— Start —

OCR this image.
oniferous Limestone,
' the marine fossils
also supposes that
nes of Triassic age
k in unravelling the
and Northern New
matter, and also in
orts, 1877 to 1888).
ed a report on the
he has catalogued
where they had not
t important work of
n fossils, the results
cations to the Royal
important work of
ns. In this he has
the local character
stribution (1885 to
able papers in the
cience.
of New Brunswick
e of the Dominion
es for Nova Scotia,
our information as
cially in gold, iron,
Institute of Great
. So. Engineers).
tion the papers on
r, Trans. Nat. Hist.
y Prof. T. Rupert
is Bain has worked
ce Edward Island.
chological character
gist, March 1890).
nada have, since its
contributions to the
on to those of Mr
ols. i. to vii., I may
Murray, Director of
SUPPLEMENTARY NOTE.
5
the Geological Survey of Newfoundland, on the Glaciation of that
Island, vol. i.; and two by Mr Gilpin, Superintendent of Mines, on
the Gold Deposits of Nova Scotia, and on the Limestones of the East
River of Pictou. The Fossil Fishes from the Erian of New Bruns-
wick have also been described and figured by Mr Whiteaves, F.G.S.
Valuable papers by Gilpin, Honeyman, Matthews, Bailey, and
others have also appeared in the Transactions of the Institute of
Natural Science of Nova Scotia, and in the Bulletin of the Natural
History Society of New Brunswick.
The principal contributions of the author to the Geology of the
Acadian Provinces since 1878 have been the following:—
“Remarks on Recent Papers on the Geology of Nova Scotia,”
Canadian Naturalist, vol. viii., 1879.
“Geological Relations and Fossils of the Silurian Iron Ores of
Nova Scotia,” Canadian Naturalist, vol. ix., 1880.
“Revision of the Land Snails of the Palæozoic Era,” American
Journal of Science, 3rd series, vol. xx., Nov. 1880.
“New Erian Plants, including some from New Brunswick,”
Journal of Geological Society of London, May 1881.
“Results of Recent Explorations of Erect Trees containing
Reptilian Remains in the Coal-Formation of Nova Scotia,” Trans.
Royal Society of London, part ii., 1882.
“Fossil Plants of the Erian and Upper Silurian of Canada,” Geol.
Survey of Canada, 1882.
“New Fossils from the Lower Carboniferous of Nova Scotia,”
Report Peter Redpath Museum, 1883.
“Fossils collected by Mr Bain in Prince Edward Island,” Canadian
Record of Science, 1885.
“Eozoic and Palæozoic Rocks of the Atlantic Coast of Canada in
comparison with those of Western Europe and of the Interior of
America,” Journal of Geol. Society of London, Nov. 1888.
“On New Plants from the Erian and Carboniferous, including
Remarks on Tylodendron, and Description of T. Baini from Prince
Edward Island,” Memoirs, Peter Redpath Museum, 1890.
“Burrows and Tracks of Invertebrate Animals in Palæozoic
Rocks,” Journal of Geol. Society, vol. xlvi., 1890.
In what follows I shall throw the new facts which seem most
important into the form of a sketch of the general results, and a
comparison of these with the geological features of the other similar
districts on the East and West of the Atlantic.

— End —

- What this task involves: From the records above, pull out every line containing the word "Museum".

- Answer to this task:
Report Peter Redpath Museum, 1883.
Edward Island,” Memoirs, Peter Redpath Museum, 1890.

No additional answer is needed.